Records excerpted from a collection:
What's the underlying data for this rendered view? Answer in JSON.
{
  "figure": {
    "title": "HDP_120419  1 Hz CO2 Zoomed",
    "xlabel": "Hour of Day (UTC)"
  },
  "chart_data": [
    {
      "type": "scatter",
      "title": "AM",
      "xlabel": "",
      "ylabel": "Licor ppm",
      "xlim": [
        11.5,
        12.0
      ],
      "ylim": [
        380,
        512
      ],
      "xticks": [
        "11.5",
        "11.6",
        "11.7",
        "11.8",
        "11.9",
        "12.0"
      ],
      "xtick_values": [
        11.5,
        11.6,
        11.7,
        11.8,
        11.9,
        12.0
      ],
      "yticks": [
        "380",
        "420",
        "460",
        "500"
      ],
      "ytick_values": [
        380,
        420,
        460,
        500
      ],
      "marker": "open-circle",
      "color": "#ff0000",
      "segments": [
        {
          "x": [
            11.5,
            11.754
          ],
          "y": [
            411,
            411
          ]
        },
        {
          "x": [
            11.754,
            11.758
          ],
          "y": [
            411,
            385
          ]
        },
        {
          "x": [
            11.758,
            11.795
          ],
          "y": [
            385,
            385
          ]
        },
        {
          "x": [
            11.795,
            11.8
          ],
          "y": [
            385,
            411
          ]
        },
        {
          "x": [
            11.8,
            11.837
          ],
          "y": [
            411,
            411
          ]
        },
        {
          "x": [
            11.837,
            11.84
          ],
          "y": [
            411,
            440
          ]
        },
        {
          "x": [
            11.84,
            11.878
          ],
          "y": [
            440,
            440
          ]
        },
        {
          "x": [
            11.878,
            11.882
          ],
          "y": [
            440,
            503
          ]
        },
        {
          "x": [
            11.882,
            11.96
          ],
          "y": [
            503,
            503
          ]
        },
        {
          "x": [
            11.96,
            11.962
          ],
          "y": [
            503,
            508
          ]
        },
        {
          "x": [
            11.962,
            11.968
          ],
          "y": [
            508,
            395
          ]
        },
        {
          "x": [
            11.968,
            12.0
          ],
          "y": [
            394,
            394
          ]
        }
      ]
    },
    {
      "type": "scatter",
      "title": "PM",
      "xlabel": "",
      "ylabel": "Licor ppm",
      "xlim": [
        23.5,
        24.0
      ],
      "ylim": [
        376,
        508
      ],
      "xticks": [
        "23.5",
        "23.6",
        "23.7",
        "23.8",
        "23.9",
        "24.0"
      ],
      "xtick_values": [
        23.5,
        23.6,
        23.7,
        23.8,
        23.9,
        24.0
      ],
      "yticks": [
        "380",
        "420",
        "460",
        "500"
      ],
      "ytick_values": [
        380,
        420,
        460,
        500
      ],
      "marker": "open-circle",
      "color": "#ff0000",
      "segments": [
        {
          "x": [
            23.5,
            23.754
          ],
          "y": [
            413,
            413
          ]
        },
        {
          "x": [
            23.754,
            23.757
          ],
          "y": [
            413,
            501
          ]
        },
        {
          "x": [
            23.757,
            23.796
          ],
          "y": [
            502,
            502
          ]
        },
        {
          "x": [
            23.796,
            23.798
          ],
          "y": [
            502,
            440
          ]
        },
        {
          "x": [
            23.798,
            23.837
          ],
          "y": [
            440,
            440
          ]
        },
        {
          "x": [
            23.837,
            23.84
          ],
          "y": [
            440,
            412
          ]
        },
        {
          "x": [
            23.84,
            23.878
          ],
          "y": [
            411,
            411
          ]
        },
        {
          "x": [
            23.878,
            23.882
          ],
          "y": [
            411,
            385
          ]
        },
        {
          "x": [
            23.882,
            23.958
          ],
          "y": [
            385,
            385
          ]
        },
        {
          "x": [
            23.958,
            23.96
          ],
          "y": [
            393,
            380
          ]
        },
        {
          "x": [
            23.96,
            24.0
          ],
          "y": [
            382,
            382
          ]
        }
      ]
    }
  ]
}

STATED TASK:
Retype the records in full. Keep every line identical to the original.

ANSWER FOR THE TASK:
What's the underlying data for this rendered view? Answer in JSON.
{
  "figure": {
    "title": "HDP_120419  1 Hz CO2 Zoomed",
    "xlabel": "Hour of Day (UTC)"
  },
  "chart_data": [
    {
      "type": "scatter",
      "title": "AM",
      "xlabel": "",
      "ylabel": "Licor ppm",
      "xlim": [
        11.5,
        12.0
      ],
      "ylim": [
        380,
        512
      ],
      "xticks": [
        "11.5",
        "11.6",
        "11.7",
        "11.8",
        "11.9",
        "12.0"
      ],
      "xtick_values": [
        11.5,
        11.6,
        11.7,
        11.8,
        11.9,
        12.0
      ],
      "yticks": [
        "380",
        "420",
        "460",
        "500"
      ],
      "ytick_values": [
        380,
        420,
        460,
        500
      ],
      "marker": "open-circle",
      "color": "#ff0000",
      "segments": [
        {
          "x": [
            11.5,
            11.754
          ],
          "y": [
            411,
            411
          ]
        },
        {
          "x": [
            11.754,
            11.758
          ],
          "y": [
            411,
            385
          ]
        },
        {
          "x": [
            11.758,
            11.795
          ],
          "y": [
            385,
            385
          ]
        },
        {
          "x": [
            11.795,
            11.8
          ],
          "y": [
            385,
            411
          ]
        },
        {
          "x": [
            11.8,
            11.837
          ],
          "y": [
            411,
            411
          ]
        },
        {
          "x": [
            11.837,
            11.84
          ],
          "y": [
            411,
            440
          ]
        },
        {
          "x": [
            11.84,
            11.878
          ],
          "y": [
            440,
            440
          ]
        },
        {
          "x": [
            11.878,
            11.882
          ],
          "y": [
            440,
            503
          ]
        },
        {
          "x": [
            11.882,
            11.96
          ],
          "y": [
            503,
            503
          ]
        },
        {
          "x": [
            11.96,
            11.962
          ],
          "y": [
            503,
            508
          ]
        },
        {
          "x": [
            11.962,
            11.968
          ],
          "y": [
            508,
            395
          ]
        },
        {
          "x": [
            11.968,
            12.0
          ],
          "y": [
            394,
            394
          ]
        }
      ]
    },
    {
      "type": "scatter",
      "title": "PM",
      "xlabel": "",
      "ylabel": "Licor ppm",
      "xlim": [
        23.5,
        24.0
      ],
      "ylim": [
        376,
        508
      ],
      "xticks": [
        "23.5",
        "23.6",
        "23.7",
        "23.8",
        "23.9",
        "24.0"
      ],
      "xtick_values": [
        23.5,
        23.6,
        23.7,
        23.8,
        23.9,
        24.0
      ],
      "yticks": [
        "380",
        "420",
        "460",
        "500"
      ],
      "ytick_values": [
        380,
        420,
        460,
        500
      ],
      "marker": "open-circle",
      "color": "#ff0000",
      "segments": [
        {
          "x": [
            23.5,
            23.754
          ],
          "y": [
            413,
            413
          ]
        },
        {
          "x": [
            23.754,
            23.757
          ],
          "y": [
            413,
            501
          ]
        },
        {
          "x": [
            23.757,
            23.796
          ],
          "y": [
            502,
            502
          ]
        },
        {
          "x": [
            23.796,
            23.798
          ],
          "y": [
            502,
            440
          ]
        },
        {
          "x": [
            23.798,
            23.837
          ],
          "y": [
            440,
            440
          ]
        },
        {
          "x": [
            23.837,
            23.84
          ],
          "y": [
            440,
            412
          ]
        },
        {
          "x": [
            23.84,
            23.878
          ],
          "y": [
            411,
            411
          ]
        },
        {
          "x": [
            23.878,
            23.882
          ],
          "y": [
            411,
            385
          ]
        },
        {
          "x": [
            23.882,
            23.958
          ],
          "y": [
            385,
            385
          ]
        },
        {
          "x": [
            23.958,
            23.96
          ],
          "y": [
            393,
            380
          ]
        },
        {
          "x": [
            23.96,
            24.0
          ],
          "y": [
            382,
            382
          ]
        }
      ]
    }
  ]
}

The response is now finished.